◆ **Exercise brief**: Show each line from the listing that includes the word "Tanyakan".

+---+

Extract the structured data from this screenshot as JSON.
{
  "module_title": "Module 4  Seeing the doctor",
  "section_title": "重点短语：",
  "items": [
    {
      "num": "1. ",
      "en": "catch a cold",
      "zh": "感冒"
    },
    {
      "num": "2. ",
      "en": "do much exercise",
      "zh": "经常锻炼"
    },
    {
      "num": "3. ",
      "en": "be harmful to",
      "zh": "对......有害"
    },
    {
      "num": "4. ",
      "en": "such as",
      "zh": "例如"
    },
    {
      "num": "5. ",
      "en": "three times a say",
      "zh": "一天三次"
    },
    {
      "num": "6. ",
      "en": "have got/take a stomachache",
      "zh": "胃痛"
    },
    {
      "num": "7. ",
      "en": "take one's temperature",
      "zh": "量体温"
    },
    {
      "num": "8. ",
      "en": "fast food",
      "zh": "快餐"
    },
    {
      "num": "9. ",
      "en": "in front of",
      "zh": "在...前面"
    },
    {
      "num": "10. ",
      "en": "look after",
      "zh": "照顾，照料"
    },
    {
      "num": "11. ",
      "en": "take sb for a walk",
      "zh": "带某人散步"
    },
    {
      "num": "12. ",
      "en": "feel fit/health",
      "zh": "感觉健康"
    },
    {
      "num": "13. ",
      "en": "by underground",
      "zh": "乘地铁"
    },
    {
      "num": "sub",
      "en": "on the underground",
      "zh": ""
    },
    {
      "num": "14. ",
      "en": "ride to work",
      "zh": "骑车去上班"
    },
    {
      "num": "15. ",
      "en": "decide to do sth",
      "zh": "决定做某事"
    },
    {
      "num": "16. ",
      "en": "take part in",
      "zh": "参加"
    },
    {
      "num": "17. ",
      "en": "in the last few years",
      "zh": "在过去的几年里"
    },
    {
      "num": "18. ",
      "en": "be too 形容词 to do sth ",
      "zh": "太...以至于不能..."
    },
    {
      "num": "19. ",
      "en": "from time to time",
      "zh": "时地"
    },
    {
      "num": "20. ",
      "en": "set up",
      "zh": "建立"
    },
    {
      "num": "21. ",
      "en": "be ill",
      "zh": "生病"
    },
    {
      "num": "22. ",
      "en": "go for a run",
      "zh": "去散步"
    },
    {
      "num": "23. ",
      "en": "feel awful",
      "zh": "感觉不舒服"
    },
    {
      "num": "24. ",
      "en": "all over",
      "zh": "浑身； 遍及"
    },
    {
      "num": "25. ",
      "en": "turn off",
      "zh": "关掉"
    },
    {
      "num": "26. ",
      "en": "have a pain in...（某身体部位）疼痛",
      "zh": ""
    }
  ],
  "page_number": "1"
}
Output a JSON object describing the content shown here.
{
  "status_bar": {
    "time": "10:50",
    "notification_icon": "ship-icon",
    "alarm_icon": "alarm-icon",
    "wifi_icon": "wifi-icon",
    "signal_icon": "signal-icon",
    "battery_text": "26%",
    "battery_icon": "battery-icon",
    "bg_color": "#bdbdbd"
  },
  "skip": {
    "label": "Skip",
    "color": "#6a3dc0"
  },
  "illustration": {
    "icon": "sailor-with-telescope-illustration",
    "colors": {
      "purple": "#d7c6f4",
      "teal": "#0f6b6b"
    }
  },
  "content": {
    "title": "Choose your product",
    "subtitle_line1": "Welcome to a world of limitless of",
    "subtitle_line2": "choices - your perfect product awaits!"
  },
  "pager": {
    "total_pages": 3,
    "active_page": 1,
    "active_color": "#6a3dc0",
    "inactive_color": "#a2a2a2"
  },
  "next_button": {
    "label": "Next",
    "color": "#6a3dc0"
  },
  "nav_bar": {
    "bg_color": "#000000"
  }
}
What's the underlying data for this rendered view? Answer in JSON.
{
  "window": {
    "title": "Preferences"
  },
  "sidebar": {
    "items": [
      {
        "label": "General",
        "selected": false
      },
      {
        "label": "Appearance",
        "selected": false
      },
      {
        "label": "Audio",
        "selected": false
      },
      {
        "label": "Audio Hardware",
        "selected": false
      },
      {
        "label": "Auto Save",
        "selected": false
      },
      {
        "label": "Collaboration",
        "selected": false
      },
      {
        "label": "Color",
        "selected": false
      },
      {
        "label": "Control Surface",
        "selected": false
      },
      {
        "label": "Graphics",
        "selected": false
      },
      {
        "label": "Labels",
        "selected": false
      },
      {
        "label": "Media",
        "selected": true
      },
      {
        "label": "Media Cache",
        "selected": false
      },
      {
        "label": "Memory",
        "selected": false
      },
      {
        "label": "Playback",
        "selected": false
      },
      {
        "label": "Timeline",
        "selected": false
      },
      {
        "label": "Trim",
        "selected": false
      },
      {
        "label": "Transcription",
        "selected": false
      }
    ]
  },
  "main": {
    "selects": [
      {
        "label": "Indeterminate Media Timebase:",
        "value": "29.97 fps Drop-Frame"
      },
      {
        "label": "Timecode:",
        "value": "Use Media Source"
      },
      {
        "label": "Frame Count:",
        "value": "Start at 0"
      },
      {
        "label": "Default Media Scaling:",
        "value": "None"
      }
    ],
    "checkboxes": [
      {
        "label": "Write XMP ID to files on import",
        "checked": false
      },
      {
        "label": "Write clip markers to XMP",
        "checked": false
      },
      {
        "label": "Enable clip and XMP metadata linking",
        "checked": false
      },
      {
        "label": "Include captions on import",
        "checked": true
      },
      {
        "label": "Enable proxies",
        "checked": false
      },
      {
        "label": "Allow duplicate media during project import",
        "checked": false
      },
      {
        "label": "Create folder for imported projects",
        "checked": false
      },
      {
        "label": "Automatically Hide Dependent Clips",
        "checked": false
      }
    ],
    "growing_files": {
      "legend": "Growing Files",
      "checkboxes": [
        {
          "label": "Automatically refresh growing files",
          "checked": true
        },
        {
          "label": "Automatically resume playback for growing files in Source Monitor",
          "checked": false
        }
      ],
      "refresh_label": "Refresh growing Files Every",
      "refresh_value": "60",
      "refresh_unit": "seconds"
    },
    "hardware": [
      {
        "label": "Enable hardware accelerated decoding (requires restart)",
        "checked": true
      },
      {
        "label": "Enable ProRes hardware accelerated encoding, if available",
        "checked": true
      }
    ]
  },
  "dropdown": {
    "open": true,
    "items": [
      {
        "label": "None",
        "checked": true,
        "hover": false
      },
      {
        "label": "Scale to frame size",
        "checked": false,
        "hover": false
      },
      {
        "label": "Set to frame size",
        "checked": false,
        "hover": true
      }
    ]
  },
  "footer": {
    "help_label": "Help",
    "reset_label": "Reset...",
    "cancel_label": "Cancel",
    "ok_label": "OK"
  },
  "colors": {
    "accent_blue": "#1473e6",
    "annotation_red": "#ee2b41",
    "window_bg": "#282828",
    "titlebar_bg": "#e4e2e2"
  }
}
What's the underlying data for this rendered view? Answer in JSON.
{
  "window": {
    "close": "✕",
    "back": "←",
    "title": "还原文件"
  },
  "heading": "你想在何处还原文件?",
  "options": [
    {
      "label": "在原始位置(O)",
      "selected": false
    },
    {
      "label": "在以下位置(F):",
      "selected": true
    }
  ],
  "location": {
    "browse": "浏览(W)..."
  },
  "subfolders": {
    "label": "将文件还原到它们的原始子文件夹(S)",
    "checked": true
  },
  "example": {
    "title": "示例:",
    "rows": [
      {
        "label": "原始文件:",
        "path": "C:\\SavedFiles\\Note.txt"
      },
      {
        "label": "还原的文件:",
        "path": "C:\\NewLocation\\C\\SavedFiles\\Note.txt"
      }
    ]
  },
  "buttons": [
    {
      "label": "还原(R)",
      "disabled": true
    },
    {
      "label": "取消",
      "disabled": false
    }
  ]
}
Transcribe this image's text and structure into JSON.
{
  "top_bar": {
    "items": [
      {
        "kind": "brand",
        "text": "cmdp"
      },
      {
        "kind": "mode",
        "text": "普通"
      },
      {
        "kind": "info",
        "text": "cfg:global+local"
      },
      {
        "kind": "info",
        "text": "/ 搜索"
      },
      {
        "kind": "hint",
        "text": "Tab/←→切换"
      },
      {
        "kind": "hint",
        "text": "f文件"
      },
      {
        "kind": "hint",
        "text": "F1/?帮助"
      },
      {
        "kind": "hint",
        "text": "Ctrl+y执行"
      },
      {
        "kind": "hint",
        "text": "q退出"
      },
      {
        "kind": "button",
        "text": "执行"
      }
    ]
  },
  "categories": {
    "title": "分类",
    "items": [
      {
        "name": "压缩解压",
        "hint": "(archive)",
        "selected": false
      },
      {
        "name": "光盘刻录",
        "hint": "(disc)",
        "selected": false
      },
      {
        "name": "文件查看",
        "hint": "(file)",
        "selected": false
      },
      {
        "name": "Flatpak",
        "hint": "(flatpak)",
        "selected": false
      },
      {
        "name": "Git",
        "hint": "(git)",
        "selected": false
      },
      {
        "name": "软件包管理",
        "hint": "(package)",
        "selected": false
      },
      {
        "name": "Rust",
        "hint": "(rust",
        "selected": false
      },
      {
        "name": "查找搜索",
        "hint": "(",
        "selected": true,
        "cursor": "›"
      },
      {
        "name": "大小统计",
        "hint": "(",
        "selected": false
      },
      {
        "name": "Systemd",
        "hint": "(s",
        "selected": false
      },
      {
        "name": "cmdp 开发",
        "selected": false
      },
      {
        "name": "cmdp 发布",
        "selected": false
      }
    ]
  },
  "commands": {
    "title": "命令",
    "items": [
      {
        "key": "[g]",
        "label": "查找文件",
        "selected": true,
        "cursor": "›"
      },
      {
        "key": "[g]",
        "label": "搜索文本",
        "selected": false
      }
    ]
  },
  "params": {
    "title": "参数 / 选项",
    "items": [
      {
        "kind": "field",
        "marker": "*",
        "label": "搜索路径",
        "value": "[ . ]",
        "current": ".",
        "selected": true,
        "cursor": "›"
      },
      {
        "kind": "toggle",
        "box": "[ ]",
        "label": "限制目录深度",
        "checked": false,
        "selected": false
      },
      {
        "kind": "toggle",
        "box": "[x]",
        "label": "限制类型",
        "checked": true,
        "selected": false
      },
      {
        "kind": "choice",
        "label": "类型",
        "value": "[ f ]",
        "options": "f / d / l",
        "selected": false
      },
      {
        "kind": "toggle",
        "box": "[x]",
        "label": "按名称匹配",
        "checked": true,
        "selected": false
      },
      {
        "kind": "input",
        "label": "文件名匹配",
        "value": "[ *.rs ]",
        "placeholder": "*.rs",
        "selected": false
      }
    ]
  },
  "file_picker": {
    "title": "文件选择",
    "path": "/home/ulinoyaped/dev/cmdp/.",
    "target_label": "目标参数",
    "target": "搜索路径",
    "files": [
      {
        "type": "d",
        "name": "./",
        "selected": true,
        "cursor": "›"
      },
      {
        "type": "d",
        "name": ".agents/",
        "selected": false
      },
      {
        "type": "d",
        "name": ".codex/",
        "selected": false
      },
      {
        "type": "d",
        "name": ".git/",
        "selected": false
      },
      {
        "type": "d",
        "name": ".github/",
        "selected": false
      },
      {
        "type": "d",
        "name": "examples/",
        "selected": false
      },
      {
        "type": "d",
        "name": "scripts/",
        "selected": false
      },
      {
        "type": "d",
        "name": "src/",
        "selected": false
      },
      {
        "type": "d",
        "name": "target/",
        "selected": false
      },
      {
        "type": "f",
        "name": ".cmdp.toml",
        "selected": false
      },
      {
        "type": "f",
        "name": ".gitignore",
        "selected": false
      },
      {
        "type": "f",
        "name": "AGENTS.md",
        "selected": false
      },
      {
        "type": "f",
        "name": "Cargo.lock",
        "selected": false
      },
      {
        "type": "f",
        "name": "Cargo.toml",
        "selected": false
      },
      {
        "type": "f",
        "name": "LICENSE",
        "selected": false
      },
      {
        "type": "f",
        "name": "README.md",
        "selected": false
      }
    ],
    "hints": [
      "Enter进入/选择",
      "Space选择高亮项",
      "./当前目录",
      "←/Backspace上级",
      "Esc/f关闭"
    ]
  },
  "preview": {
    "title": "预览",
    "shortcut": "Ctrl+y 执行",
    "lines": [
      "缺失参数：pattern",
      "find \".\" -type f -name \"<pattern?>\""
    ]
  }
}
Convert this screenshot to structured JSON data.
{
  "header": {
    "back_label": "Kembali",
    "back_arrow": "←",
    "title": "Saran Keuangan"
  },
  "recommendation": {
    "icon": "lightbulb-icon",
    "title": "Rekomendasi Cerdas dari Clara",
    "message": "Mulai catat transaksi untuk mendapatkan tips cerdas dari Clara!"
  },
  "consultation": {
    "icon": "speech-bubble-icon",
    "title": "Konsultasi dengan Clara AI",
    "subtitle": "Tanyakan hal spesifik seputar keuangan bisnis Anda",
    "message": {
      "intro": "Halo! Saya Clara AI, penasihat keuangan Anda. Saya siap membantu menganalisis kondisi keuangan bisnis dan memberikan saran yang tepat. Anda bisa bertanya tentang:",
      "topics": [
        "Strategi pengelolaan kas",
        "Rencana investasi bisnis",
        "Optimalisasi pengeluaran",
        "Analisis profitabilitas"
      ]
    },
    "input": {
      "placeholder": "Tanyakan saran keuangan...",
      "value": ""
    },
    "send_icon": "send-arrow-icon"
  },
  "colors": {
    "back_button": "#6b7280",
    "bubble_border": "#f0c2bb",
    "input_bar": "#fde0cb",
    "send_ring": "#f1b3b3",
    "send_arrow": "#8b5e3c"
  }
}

+---+

◆ **Finished exercise**:
    "subtitle": "Tanyakan hal spesifik seputar keuangan bisnis Anda",
      "placeholder": "Tanyakan saran keuangan...",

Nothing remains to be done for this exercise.